- **Exercise description**
Repeat each record below exactly as given.

- **Raw data**
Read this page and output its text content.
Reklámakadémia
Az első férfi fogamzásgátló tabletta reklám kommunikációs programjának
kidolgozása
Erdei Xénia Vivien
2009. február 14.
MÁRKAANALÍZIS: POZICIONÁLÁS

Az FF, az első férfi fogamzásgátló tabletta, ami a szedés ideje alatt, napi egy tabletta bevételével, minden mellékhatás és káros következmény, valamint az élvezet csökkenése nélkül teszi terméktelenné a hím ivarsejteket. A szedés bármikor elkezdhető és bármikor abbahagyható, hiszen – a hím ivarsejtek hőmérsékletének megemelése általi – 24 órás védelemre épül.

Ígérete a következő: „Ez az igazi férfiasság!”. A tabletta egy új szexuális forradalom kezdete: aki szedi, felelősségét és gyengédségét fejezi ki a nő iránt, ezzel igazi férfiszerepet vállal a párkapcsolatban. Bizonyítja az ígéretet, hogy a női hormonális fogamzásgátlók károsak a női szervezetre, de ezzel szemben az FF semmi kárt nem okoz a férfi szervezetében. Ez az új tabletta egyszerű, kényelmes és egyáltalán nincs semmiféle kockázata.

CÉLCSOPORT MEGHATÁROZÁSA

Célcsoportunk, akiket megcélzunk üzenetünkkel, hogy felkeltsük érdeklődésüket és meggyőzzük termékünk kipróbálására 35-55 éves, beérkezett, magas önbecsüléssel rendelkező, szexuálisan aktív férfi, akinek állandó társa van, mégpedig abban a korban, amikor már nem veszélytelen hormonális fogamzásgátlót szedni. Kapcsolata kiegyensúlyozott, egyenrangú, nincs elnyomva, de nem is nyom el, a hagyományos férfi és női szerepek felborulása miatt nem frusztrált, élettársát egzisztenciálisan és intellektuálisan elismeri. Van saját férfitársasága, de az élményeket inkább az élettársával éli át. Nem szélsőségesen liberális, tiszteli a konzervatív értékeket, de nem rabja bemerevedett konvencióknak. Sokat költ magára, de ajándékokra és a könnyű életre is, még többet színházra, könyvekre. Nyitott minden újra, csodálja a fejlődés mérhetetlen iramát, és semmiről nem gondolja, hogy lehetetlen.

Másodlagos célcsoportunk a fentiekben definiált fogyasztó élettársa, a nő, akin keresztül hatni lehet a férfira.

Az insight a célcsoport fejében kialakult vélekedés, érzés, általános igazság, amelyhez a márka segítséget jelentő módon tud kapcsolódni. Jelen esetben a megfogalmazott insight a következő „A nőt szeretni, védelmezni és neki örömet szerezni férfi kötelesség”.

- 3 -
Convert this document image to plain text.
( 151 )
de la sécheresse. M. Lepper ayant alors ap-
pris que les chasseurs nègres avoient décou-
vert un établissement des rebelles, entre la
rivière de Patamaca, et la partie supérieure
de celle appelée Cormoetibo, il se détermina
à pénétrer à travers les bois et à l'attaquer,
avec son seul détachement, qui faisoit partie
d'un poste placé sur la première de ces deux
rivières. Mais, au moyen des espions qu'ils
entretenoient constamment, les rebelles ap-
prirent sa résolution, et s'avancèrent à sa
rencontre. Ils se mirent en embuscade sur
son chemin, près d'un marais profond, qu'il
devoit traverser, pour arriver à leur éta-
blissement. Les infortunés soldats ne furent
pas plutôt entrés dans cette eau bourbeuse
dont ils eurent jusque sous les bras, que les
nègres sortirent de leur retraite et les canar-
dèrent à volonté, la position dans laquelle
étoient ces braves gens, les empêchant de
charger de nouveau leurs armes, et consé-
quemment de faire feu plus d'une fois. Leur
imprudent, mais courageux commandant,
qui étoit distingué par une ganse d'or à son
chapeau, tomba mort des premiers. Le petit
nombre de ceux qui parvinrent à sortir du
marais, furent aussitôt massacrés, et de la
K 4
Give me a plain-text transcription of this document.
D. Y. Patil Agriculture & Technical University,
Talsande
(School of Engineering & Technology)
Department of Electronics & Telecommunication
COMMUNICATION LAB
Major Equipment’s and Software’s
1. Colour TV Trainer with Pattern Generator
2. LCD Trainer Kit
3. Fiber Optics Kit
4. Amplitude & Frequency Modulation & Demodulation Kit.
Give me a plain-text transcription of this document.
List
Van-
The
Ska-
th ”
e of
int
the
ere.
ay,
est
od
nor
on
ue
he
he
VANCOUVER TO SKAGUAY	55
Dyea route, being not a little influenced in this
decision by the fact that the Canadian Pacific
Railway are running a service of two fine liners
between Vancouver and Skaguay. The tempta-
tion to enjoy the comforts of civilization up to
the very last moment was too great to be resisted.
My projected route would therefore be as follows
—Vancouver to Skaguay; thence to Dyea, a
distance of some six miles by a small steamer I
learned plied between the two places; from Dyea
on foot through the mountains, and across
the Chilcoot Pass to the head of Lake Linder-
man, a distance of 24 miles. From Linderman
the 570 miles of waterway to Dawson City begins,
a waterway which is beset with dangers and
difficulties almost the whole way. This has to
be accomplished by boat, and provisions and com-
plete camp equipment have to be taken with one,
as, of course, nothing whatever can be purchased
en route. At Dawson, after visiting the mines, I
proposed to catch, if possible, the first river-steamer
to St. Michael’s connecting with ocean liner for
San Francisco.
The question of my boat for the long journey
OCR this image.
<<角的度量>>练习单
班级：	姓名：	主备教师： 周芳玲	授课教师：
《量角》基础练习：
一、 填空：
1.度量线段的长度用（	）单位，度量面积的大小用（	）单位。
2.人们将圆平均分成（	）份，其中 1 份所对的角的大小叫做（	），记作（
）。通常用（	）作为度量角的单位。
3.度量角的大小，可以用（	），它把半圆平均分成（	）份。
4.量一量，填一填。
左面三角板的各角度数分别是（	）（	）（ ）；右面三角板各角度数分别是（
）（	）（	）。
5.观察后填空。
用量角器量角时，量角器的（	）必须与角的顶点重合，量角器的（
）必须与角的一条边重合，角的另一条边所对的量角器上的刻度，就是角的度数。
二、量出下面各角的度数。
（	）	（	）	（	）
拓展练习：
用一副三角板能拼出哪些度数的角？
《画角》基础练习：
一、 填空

- **Correct response**
Read this page and output its text content.
Reklámakadémia
Az első férfi fogamzásgátló tabletta reklám kommunikációs programjának
kidolgozása
Erdei Xénia Vivien
2009. február 14.
MÁRKAANALÍZIS: POZICIONÁLÁS

Az FF, az első férfi fogamzásgátló tabletta, ami a szedés ideje alatt, napi egy tabletta bevételével, minden mellékhatás és káros következmény, valamint az élvezet csökkenése nélkül teszi terméktelenné a hím ivarsejteket. A szedés bármikor elkezdhető és bármikor abbahagyható, hiszen – a hím ivarsejtek hőmérsékletének megemelése általi – 24 órás védelemre épül.

Ígérete a következő: „Ez az igazi férfiasság!”. A tabletta egy új szexuális forradalom kezdete: aki szedi, felelősségét és gyengédségét fejezi ki a nő iránt, ezzel igazi férfiszerepet vállal a párkapcsolatban. Bizonyítja az ígéretet, hogy a női hormonális fogamzásgátlók károsak a női szervezetre, de ezzel szemben az FF semmi kárt nem okoz a férfi szervezetében. Ez az új tabletta egyszerű, kényelmes és egyáltalán nincs semmiféle kockázata.

CÉLCSOPORT MEGHATÁROZÁSA

Célcsoportunk, akiket megcélzunk üzenetünkkel, hogy felkeltsük érdeklődésüket és meggyőzzük termékünk kipróbálására 35-55 éves, beérkezett, magas önbecsüléssel rendelkező, szexuálisan aktív férfi, akinek állandó társa van, mégpedig abban a korban, amikor már nem veszélytelen hormonális fogamzásgátlót szedni. Kapcsolata kiegyensúlyozott, egyenrangú, nincs elnyomva, de nem is nyom el, a hagyományos férfi és női szerepek felborulása miatt nem frusztrált, élettársát egzisztenciálisan és intellektuálisan elismeri. Van saját férfitársasága, de az élményeket inkább az élettársával éli át. Nem szélsőségesen liberális, tiszteli a konzervatív értékeket, de nem rabja bemerevedett konvencióknak. Sokat költ magára, de ajándékokra és a könnyű életre is, még többet színházra, könyvekre. Nyitott minden újra, csodálja a fejlődés mérhetetlen iramát, és semmiről nem gondolja, hogy lehetetlen.

Másodlagos célcsoportunk a fentiekben definiált fogyasztó élettársa, a nő, akin keresztül hatni lehet a férfira.

Az insight a célcsoport fejében kialakult vélekedés, érzés, általános igazság, amelyhez a márka segítséget jelentő módon tud kapcsolódni. Jelen esetben a megfogalmazott insight a következő „A nőt szeretni, védelmezni és neki örömet szerezni férfi kötelesség”.

- 3 -
Convert this document image to plain text.
( 151 )
de la sécheresse. M. Lepper ayant alors ap-
pris que les chasseurs nègres avoient décou-
vert un établissement des rebelles, entre la
rivière de Patamaca, et la partie supérieure
de celle appelée Cormoetibo, il se détermina
à pénétrer à travers les bois et à l'attaquer,
avec son seul détachement, qui faisoit partie
d'un poste placé sur la première de ces deux
rivières. Mais, au moyen des espions qu'ils
entretenoient constamment, les rebelles ap-
prirent sa résolution, et s'avancèrent à sa
rencontre. Ils se mirent en embuscade sur
son chemin, près d'un marais profond, qu'il
devoit traverser, pour arriver à leur éta-
blissement. Les infortunés soldats ne furent
pas plutôt entrés dans cette eau bourbeuse
dont ils eurent jusque sous les bras, que les
nègres sortirent de leur retraite et les canar-
dèrent à volonté, la position dans laquelle
étoient ces braves gens, les empêchant de
charger de nouveau leurs armes, et consé-
quemment de faire feu plus d'une fois. Leur
imprudent, mais courageux commandant,
qui étoit distingué par une ganse d'or à son
chapeau, tomba mort des premiers. Le petit
nombre de ceux qui parvinrent à sortir du
marais, furent aussitôt massacrés, et de la
K 4
Give me a plain-text transcription of this document.
D. Y. Patil Agriculture & Technical University,
Talsande
(School of Engineering & Technology)
Department of Electronics & Telecommunication
COMMUNICATION LAB
Major Equipment’s and Software’s
1. Colour TV Trainer with Pattern Generator
2. LCD Trainer Kit
3. Fiber Optics Kit
4. Amplitude & Frequency Modulation & Demodulation Kit.
Give me a plain-text transcription of this document.
List
Van-
The
Ska-
th ”
e of
int
the
ere.
ay,
est
od
nor
on
ue
he
he
VANCOUVER TO SKAGUAY	55
Dyea route, being not a little influenced in this
decision by the fact that the Canadian Pacific
Railway are running a service of two fine liners
between Vancouver and Skaguay. The tempta-
tion to enjoy the comforts of civilization up to
the very last moment was too great to be resisted.
My projected route would therefore be as follows
—Vancouver to Skaguay; thence to Dyea, a
distance of some six miles by a small steamer I
learned plied between the two places; from Dyea
on foot through the mountains, and across
the Chilcoot Pass to the head of Lake Linder-
man, a distance of 24 miles. From Linderman
the 570 miles of waterway to Dawson City begins,
a waterway which is beset with dangers and
difficulties almost the whole way. This has to
be accomplished by boat, and provisions and com-
plete camp equipment have to be taken with one,
as, of course, nothing whatever can be purchased
en route. At Dawson, after visiting the mines, I
proposed to catch, if possible, the first river-steamer
to St. Michael’s connecting with ocean liner for
San Francisco.
The question of my boat for the long journey
OCR this image.
<<角的度量>>练习单
班级：	姓名：	主备教师： 周芳玲	授课教师：
《量角》基础练习：
一、 填空：
1.度量线段的长度用（	）单位，度量面积的大小用（	）单位。
2.人们将圆平均分成（	）份，其中 1 份所对的角的大小叫做（	），记作（
）。通常用（	）作为度量角的单位。
3.度量角的大小，可以用（	），它把半圆平均分成（	）份。
4.量一量，填一填。
左面三角板的各角度数分别是（	）（	）（ ）；右面三角板各角度数分别是（
）（	）（	）。
5.观察后填空。
用量角器量角时，量角器的（	）必须与角的顶点重合，量角器的（
）必须与角的一条边重合，角的另一条边所对的量角器上的刻度，就是角的度数。
二、量出下面各角的度数。
（	）	（	）	（	）
拓展练习：
用一副三角板能拼出哪些度数的角？
《画角》基础练习：
一、 填空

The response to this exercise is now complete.